[Opening Provided information section]
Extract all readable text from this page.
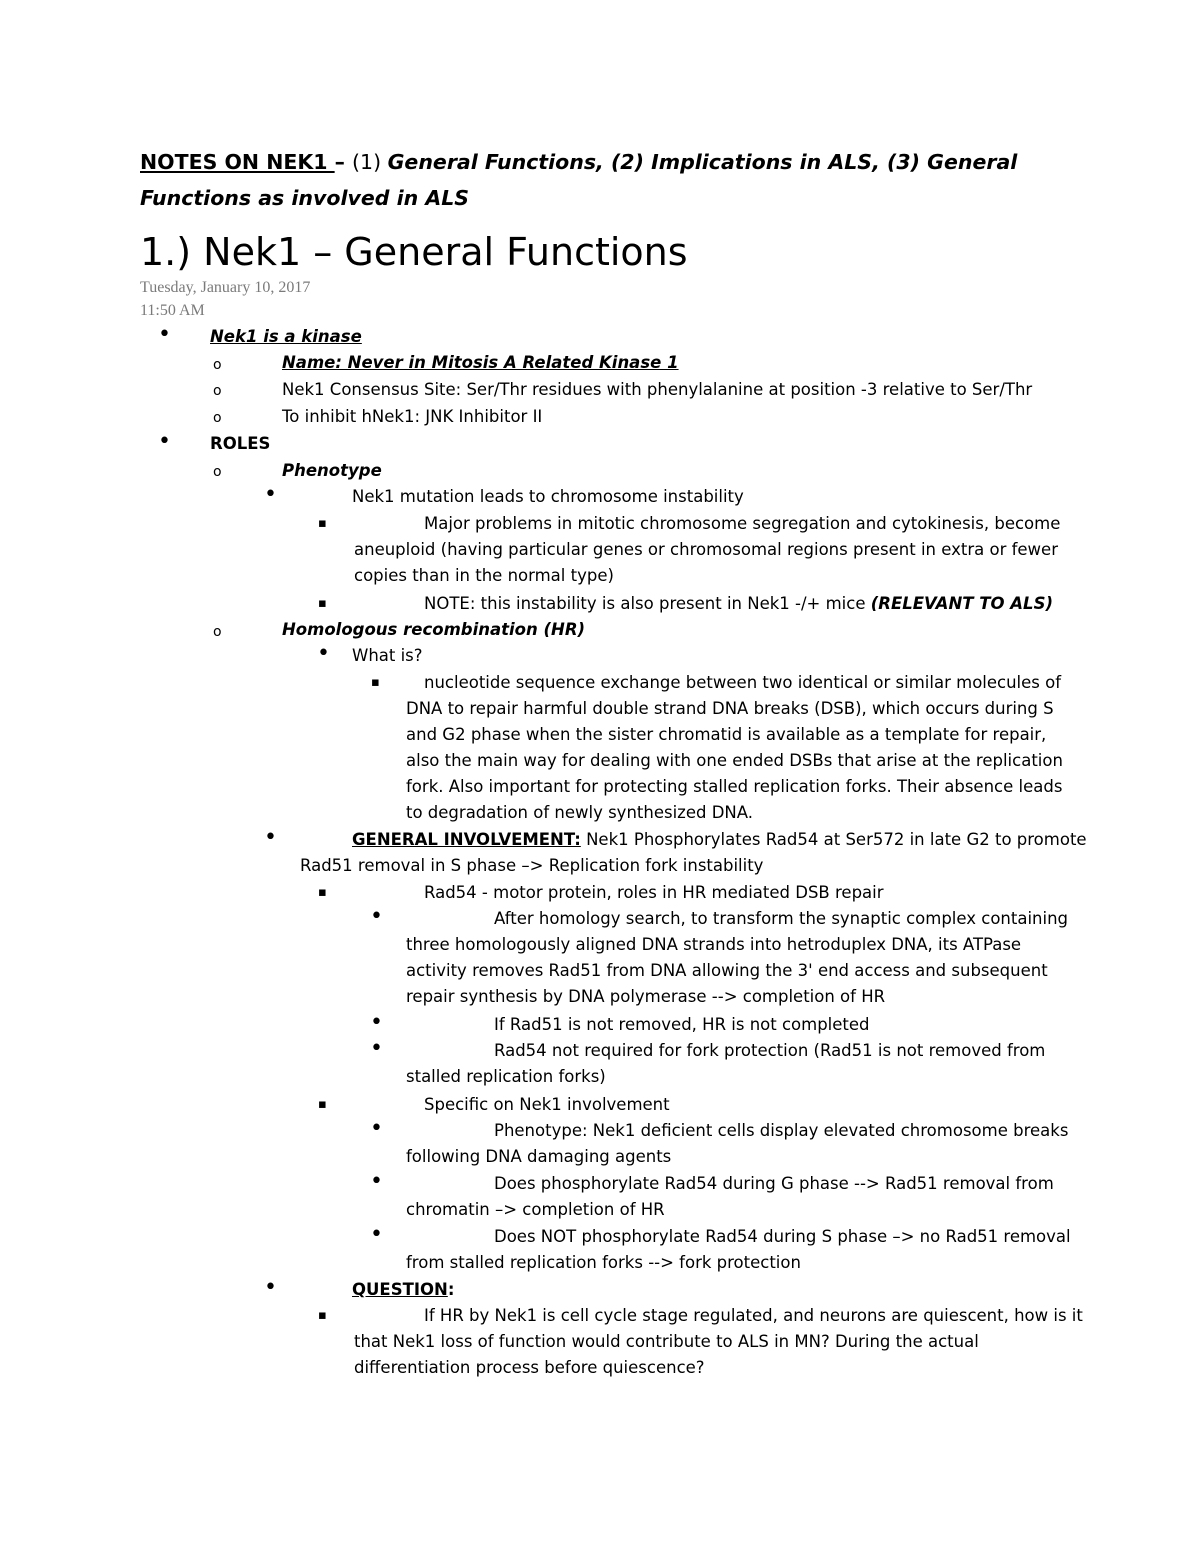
NOTES ON NEK1 – (1) General Functions, (2) Implications in ALS, (3) General
Functions as involved in ALS
1.) Nek1 – General Functions
Tuesday, January 10, 2017
11:50 AM
•
Nek1 is a kinase
o
Name: Never in Mitosis A Related Kinase 1
o
Nek1 Consensus Site: Ser/Thr residues with phenylalanine at position -3 relative to Ser/Thr
o
To inhibit hNek1: JNK Inhibitor II
•
ROLES
o
Phenotype
•
Nek1 mutation leads to chromosome instability
▪
Major problems in mitotic chromosome segregation and cytokinesis, become
aneuploid (having particular genes or chromosomal regions present in extra or fewer
copies than in the normal type)
▪
NOTE: this instability is also present in Nek1 -/+ mice (RELEVANT TO ALS)
o
Homologous recombination (HR)
•
What is?
▪
nucleotide sequence exchange between two identical or similar molecules of
DNA to repair harmful double strand DNA breaks (DSB), which occurs during S
and G2 phase when the sister chromatid is available as a template for repair,
also the main way for dealing with one ended DSBs that arise at the replication
fork. Also important for protecting stalled replication forks. Their absence leads
to degradation of newly synthesized DNA.
•
GENERAL INVOLVEMENT: Nek1 Phosphorylates Rad54 at Ser572 in late G2 to promote
Rad51 removal in S phase –> Replication fork instability
▪
Rad54 - motor protein, roles in HR mediated DSB repair
•
After homology search, to transform the synaptic complex containing
three homologously aligned DNA strands into hetroduplex DNA, its ATPase
activity removes Rad51 from DNA allowing the 3' end access and subsequent
repair synthesis by DNA polymerase --> completion of HR
•
If Rad51 is not removed, HR is not completed
•
Rad54 not required for fork protection (Rad51 is not removed from
stalled replication forks)
▪
Specific on Nek1 involvement
•
Phenotype: Nek1 deficient cells display elevated chromosome breaks
following DNA damaging agents
•
Does phosphorylate Rad54 during G phase --> Rad51 removal from
chromatin –> completion of HR
•
Does NOT phosphorylate Rad54 during S phase –> no Rad51 removal
from stalled replication forks --> fork protection
•
QUESTION:
▪
If HR by Nek1 is cell cycle stage regulated, and neurons are quiescent, how is it
that Nek1 loss of function would contribute to ALS in MN? During the actual
differentiation process before quiescence?
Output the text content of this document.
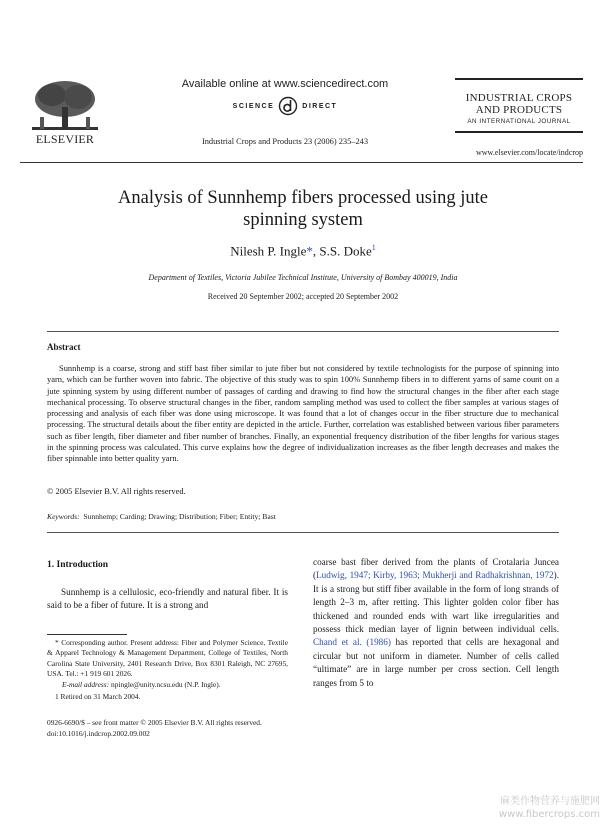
ELSEVIER
Available online at www.sciencedirect.com
SCIENCE	DIRECT
Industrial Crops and Products 23 (2006) 235–243
INDUSTRIAL CROPS
AND PRODUCTS
AN INTERNATIONAL JOURNAL
www.elsevier.com/locate/indcrop
Analysis of Sunnhemp fibers processed using jute
spinning system
Nilesh P. Ingle*, S.S. Doke$^1$
Department of Textiles, Victoria Jubilee Technical Institute, University of Bombay 400019, India
Received 20 September 2002; accepted 20 September 2002
Abstract
Sunnhemp is a coarse, strong and stiff bast fiber similar to jute fiber but not considered by textile technologists for the purpose of spinning into yarn, which can be further woven into fabric. The objective of this study was to spin 100% Sunnhemp fibers in to different yarns of same count on a jute spinning system by using different number of passages of carding and drawing to find how the structural changes in the fiber after each stage mechanical processing. To observe structural changes in the fiber, random sampling method was used to collect the fiber samples at various stages of processing and analysis of each fiber was done using microscope. It was found that a lot of changes occur in the fiber structure due to mechanical processing. The structural details about the fiber entity are depicted in the article. Further, correlation was established between various fiber parameters such as fiber length, fiber diameter and fiber number of branches. Finally, an exponential frequency distribution of the fiber lengths for various stages in the spinning process was calculated. This curve explains how the degree of individualization increases as the fiber length decreases and makes the fiber spinnable into better quality yarn.
© 2005 Elsevier B.V. All rights reserved.
Keywords: Sunnhemp; Carding; Drawing; Distribution; Fiber; Entity; Bast
1. Introduction
Sunnhemp is a cellulosic, eco-friendly and natural fiber. It is said to be a fiber of future. It is a strong and
* Corresponding author. Present address: Fiber and Polymer Science, Textile & Apparel Technology & Management Department, College of Textiles, North Carolina State University, 2401 Research Drive, Box 8301 Raleigh, NC 27695, USA. Tel.: +1 919 601 2026.
E-mail address: npingle@unity.ncsu.edu (N.P. Ingle).
1 Retired on 31 March 2004.
0926-6690/$ – see front matter © 2005 Elsevier B.V. All rights reserved.
doi:10.1016/j.indcrop.2002.09.002
coarse bast fiber derived from the plants of Crotalaria Juncea (Ludwig, 1947; Kirby, 1963; Mukherji and Radhakrishnan, 1972). It is a strong but stiff fiber available in the form of long strands of length 2–3 m, after retting. This lighter golden color fiber has thickened and rounded ends with wart like irregularities and possess thick median layer of lignin between individual cells. Chand et al. (1986) has reported that cells are hexagonal and circular but not uniform in diameter. Number of cells called “ultimate” are in large number per cross section. Cell length ranges from 5 to
麻类作物营养与施肥网
www.fibercrops.com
[Closing Provided information section]
_What to do_.
Pull every line containing "stalled" out of the records.

_Exercise solution_.
fork. Also important for protecting stalled replication forks. Their absence leads
stalled replication forks)
from stalled replication forks --> fork protection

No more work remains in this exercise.